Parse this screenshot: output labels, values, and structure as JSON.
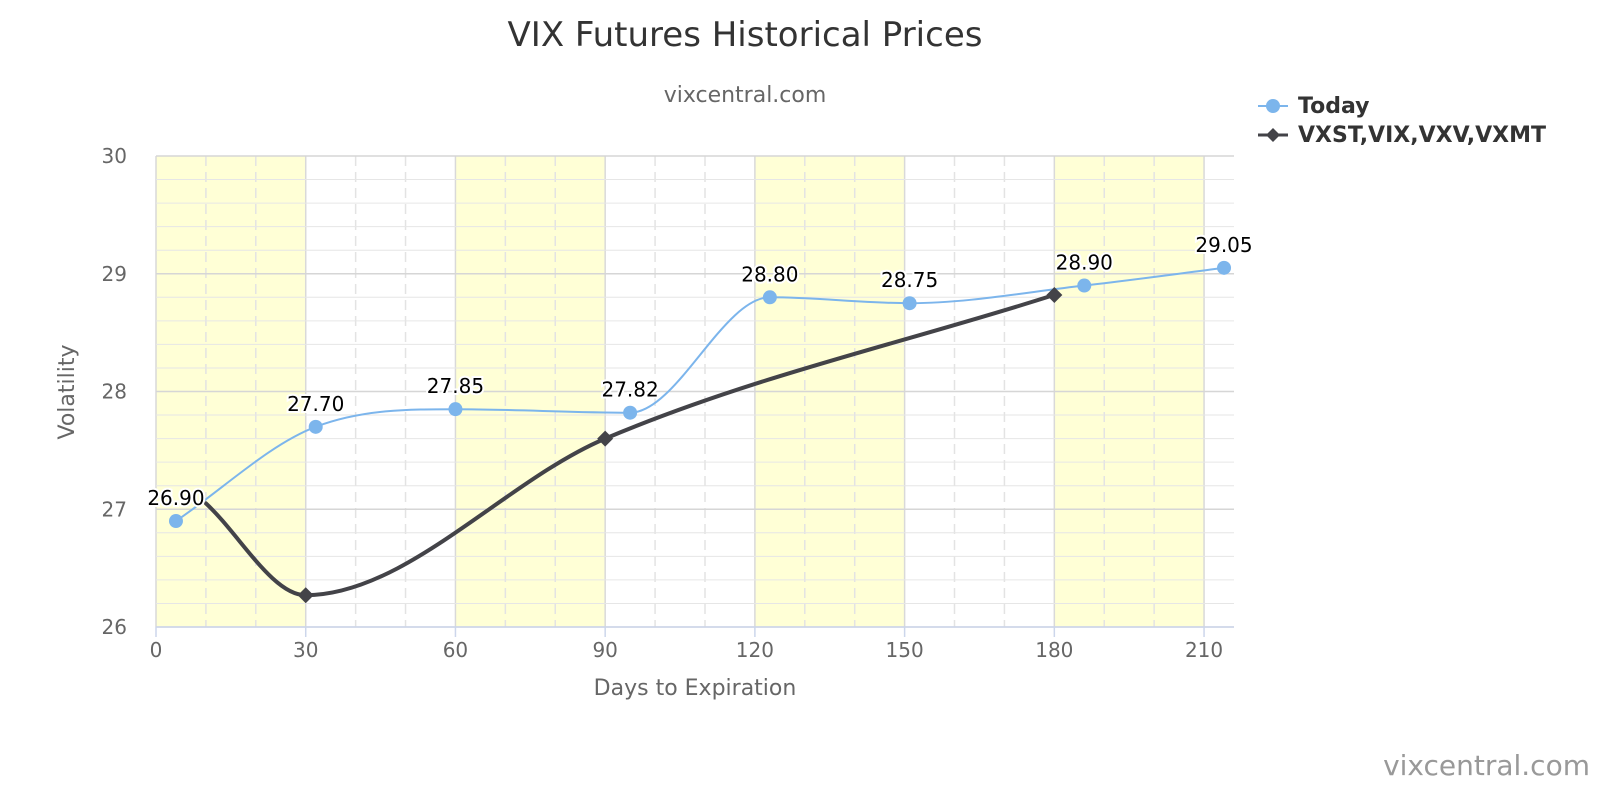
{
  "chart_data": {
    "type": "line",
    "title": "VIX Futures Historical Prices",
    "subtitle": "vixcentral.com",
    "xlabel": "Days to Expiration",
    "ylabel": "Volatility",
    "xlim": [
      0,
      216
    ],
    "ylim": [
      26,
      30
    ],
    "xticks": [
      0,
      30,
      60,
      90,
      120,
      150,
      180,
      210
    ],
    "yticks": [
      26,
      27,
      28,
      29,
      30
    ],
    "grid": true,
    "shaded_bands": [
      [
        0,
        30
      ],
      [
        60,
        90
      ],
      [
        120,
        150
      ],
      [
        180,
        210
      ]
    ],
    "legend_position": "top-right",
    "series": [
      {
        "name": "Today",
        "color": "#7cb5ec",
        "marker": "circle",
        "x": [
          4,
          32,
          60,
          95,
          123,
          151,
          186,
          214
        ],
        "y": [
          26.9,
          27.7,
          27.85,
          27.82,
          28.8,
          28.75,
          28.9,
          29.05
        ],
        "labels": [
          "26.90",
          "27.70",
          "27.85",
          "27.82",
          "28.80",
          "28.75",
          "28.90",
          "29.05"
        ]
      },
      {
        "name": "VXST,VIX,VXV,VXMT",
        "color": "#434348",
        "marker": "diamond",
        "x": [
          10,
          30,
          90,
          180
        ],
        "y": [
          27.05,
          26.27,
          27.6,
          28.82
        ],
        "marker_visible": [
          false,
          true,
          true,
          true
        ]
      }
    ],
    "credit": "vixcentral.com"
  }
}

####################

Only a number is wanted: how many lines contain "labels"?

2